Hello, hope you can help. I have been growing a San Marzano tomato plant from seed under light since February. I started putting in the unseated greenhouse last month and then bringing it inside the house during the night.

it has developed yellow leaves with dark patches as per the pictures. The op leaves remain healthy. Wondering if I should cut off the yellow leaves/stems or take a cutting from the healthy section to propagate a new plant.

If I take a cutting, does it have to be from a side branch or can I just cut off the bottom half of the plant and put the top half in water until roots develop?

The yellowing started with the bottom leaves and is working its way up the plant. 

Thanks in advance.

Posts

  • GemmaJFGemmaJF Posts: 2,286
    First thought would be it has exhausted the compost. If the pot is full of roots, pot it on into a larger pot with fresh compost.
  • The roots aren’t poking out of the bottom but I could try repotting and if the problem persists then consider taking a cutting from a healthy side shoot or top half of the stem. Thanks.

**Study questions:**
(a) Answer these questions about the tomato plant thread, one per line:
(i) Since which month has the plant been grown from seed under light?
(ii) On which leaves did the yellowing start?
(iii) What does GemmaJF first suspect has happened?
(b) In the tomato plant thread, turn the reply that begins "First thought would be" into a short list that keeps its main facts.

Stored data entries:
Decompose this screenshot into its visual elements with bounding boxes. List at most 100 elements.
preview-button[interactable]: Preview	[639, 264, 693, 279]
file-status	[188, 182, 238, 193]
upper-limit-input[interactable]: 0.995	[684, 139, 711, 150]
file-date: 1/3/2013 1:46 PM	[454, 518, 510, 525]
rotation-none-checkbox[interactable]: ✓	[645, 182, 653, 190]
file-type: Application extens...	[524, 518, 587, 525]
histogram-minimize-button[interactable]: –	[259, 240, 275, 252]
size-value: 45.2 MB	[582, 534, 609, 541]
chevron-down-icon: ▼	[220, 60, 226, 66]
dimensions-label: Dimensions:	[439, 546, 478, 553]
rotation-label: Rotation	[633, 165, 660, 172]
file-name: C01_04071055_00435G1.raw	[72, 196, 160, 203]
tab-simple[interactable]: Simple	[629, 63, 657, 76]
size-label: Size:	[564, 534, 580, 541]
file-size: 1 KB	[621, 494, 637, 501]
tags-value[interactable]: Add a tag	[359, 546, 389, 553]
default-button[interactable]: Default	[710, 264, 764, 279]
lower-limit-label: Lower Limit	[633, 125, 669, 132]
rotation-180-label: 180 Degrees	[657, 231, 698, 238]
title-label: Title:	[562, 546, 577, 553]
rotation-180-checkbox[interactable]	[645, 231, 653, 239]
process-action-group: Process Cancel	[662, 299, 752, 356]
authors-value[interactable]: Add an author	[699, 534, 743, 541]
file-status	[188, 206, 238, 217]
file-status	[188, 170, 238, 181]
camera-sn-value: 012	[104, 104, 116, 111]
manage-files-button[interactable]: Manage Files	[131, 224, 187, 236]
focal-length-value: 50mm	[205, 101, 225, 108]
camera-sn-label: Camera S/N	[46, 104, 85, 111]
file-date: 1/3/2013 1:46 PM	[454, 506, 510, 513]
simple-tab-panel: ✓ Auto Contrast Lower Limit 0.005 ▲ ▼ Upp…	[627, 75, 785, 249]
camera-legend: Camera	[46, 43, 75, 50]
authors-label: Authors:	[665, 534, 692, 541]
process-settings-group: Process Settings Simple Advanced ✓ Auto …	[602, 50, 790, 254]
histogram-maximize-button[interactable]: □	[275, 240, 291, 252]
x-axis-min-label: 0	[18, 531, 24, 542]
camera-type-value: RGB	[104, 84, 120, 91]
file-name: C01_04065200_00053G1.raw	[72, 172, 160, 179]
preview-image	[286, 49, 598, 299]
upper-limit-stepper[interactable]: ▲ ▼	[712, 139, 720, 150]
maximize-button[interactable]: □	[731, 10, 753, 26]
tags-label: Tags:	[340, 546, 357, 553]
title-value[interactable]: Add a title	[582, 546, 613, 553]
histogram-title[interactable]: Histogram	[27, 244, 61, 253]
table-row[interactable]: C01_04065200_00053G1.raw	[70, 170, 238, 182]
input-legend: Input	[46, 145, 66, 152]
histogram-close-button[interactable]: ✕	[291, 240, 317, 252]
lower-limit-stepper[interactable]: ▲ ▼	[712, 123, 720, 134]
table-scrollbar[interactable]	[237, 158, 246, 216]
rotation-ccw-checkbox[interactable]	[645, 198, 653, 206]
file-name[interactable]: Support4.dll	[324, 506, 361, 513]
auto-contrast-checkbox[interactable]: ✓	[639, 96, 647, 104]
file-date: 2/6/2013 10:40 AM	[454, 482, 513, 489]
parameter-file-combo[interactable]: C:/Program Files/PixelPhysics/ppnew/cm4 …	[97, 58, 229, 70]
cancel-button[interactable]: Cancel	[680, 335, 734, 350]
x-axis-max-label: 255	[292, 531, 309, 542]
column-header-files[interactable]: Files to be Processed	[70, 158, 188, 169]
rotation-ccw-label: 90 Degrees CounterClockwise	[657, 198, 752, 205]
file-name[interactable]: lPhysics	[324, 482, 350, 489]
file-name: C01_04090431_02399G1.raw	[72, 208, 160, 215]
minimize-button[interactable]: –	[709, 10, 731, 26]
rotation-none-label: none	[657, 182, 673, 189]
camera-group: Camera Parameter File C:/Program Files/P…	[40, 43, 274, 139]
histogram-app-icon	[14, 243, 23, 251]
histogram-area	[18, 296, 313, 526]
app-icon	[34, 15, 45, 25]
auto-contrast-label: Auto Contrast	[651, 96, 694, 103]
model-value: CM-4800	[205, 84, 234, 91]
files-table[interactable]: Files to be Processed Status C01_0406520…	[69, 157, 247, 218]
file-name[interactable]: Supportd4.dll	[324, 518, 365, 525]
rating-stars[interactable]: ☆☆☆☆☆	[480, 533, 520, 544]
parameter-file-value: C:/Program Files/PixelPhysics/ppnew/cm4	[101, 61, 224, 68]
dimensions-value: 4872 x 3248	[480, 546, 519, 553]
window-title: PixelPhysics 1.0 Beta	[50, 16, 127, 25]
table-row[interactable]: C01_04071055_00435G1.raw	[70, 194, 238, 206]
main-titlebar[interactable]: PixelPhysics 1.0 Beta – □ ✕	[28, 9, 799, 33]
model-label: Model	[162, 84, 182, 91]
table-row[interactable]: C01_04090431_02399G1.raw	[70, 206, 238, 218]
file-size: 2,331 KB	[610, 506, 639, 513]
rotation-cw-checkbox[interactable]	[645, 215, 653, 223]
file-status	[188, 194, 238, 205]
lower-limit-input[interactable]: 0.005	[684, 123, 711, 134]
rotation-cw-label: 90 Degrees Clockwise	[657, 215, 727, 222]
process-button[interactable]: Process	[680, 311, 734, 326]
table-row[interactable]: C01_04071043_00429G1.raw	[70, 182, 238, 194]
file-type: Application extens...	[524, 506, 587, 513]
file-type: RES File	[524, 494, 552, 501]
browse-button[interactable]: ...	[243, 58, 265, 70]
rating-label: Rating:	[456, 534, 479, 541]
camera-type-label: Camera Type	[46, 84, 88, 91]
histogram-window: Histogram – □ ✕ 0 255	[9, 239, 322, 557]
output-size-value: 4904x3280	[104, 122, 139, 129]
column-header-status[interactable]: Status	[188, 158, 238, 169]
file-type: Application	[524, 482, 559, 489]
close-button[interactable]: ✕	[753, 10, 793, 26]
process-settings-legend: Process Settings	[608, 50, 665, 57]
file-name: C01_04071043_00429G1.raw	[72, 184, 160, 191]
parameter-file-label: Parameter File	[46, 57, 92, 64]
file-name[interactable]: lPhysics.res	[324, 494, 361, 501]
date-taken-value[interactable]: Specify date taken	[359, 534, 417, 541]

**Results for each task:**
(a)
(i) February
(ii) The bottom leaves
(iii) The plant has exhausted the compost.

(b)
- Likely cause: the plant has used up its compost.
- If the pot is full of roots, move the plant to a larger pot with fresh compost.